Reading text =>
##############################

US.356434854.01 Wejo | First Amendment to Secured Note Page 1 FIRST AMENDMENT TO SECURED NOTE This FIRST AMENDMENT TO SECURED NOTE (this “Amendment”) is made as of March 28, 2023 by and between Wejo Group Limited, an exempted company limited by shares...
US.356434854.01 Wejo | First Amendment to Secured Note Page 1 FIRST AMENDMENT TO SECURED NOTE This FIRST AMENDMENT TO SECURED NOTE (this “Amendment”) is made as of March 28, 2023 by and between Wejo Group Limited, an exempted company limited by shares incorporated under the laws of Bermuda (the “Company”), and Esousa Holdings, LLC (the “Holder”). RECITALS X. Xxxxxxxx to that certain Securities Purchase Agreement dated as of February 27, 2023 by and between the Company and the Holder (the “Agreement”), the Company issued that certain Secured Note dated as of February 27, 2023 in favor of the Holder (the “Note”). B. The Company and the Holder desire to extend the maturity date of the Note. NOW, THEREFORE, in consideration of the premises and of the mutual covenants and agreements herein contained, the parties hereby agree as follows: AGREEMENT 1. Defined Terms. Capitalized terms used herein and not defined shall have the meanings given to such terms in the Note. 2. Amendments to Note. The definition of “Maturity Date” set forth in Section 34 of the Note is hereby amended by deleting the date “March 29, 2023” and inserting the date “April 17, 2023” in substitution therefor. For the avoidance of doubt, Interest shall continue to accrue on any outstanding Principal at the applicable Interest Rate through to the extended Maturity Date. 3. Extension Fee. At the Maturity Date, in addition to the other amounts due to the Holder under the Note, the Company will pay the Holder an extension fee in the amount of $368,421. 4. No Other Changes. Except as explicitly amended by this Amendment, all of the terms and conditions of the Note shall remain in full force and effect. 5. References. All references in the Note to “this Note” shall be deemed to refer to the Note as amended hereby; and any and all references in the Agreement and the other Transaction Documents to “the Note” shall be deemed to refer to the Note as amended hereby. 6. Counterparts. This Amendment may be executed in two or more counterparts, each of which shall be deemed an original, but all of which together shall constitute one and the same instrument. Counterparts may be delivered via facsimile, electronic mail (including pdf or any electronic signature complying with the U.S. federal ESIGN Act of 2000, e.g., xxx.xxxxxxxx.xxx) or other transmission method and any counterpart so delivered shall be deemed to have been duly and validly delivered and be valid and effective for all purposes.

##############################

Task data =>
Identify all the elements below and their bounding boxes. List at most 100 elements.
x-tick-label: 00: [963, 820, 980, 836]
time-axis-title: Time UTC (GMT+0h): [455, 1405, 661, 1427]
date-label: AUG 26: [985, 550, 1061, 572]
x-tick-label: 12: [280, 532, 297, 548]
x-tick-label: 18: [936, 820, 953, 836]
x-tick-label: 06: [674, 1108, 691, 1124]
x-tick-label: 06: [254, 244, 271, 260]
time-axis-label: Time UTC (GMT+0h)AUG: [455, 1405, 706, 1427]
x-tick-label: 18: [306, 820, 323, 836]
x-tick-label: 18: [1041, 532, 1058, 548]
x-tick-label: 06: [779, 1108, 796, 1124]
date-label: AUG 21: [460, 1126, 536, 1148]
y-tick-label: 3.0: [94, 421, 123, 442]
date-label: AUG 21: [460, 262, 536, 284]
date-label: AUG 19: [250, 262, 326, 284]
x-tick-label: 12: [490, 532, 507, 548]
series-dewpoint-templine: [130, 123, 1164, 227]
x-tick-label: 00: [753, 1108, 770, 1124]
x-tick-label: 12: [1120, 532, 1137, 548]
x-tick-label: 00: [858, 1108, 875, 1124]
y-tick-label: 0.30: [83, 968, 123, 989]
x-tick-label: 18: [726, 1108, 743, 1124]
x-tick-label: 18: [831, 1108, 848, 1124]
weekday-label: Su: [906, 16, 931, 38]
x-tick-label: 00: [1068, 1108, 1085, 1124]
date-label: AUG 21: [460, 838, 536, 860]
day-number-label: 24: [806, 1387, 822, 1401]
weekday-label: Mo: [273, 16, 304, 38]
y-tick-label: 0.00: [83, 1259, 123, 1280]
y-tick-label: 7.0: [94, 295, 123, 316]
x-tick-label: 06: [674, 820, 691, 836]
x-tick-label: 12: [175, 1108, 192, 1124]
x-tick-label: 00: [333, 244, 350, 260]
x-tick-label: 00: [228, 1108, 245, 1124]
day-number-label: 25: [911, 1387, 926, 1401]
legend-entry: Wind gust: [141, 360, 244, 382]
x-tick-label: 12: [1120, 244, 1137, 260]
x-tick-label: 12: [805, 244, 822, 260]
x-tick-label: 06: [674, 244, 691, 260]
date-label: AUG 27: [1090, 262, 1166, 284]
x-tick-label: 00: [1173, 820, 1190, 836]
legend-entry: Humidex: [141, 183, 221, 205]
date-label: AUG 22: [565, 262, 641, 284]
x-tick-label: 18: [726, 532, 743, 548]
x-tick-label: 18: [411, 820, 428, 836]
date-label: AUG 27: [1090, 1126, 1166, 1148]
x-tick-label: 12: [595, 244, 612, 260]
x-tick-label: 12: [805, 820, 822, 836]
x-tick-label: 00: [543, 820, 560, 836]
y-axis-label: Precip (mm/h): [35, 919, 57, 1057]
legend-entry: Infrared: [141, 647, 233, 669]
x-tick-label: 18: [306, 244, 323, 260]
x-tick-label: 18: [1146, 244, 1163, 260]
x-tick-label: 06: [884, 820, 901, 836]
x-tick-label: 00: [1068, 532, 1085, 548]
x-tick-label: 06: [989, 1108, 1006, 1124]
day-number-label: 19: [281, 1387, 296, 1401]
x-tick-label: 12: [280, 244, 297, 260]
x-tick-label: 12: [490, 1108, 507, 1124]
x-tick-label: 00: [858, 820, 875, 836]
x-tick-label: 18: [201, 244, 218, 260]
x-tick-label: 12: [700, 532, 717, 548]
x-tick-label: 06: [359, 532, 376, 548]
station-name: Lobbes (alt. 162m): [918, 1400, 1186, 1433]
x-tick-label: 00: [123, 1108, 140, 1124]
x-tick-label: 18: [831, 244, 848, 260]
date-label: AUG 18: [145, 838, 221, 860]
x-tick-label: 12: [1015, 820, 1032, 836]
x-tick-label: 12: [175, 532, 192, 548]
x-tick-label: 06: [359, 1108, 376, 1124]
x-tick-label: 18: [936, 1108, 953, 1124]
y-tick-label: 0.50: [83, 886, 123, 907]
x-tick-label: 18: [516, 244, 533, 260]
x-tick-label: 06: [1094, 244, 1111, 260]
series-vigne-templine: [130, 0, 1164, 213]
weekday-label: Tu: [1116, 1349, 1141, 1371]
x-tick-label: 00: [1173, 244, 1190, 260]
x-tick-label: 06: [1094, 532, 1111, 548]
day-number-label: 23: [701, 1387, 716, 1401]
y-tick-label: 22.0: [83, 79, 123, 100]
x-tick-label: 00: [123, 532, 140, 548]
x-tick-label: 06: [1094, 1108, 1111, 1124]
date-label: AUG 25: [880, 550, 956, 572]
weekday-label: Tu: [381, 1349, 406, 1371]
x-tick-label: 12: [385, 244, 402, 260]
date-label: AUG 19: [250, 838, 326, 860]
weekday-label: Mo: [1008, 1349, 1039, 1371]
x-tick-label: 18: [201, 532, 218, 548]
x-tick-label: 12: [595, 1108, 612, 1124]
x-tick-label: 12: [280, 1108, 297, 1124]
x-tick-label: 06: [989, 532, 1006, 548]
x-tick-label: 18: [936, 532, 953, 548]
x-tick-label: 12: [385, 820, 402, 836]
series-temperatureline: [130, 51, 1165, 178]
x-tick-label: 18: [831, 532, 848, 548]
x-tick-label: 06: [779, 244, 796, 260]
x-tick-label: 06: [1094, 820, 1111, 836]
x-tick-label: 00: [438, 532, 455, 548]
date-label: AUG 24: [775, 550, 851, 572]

##############################

Exercise instructions =>
a - In the note amendment, list every short name that is introduced in parentheses as a defined term.
b - Pull out every line of the entries that contains the string "series".

Responses for each task =>
a - Amendment, Company, Holder, Agreement, Note

b -
series-dewpoint-templine: [130, 123, 1164, 227]
series-vigne-templine: [130, 0, 1164, 213]
series-temperatureline: [130, 51, 1165, 178]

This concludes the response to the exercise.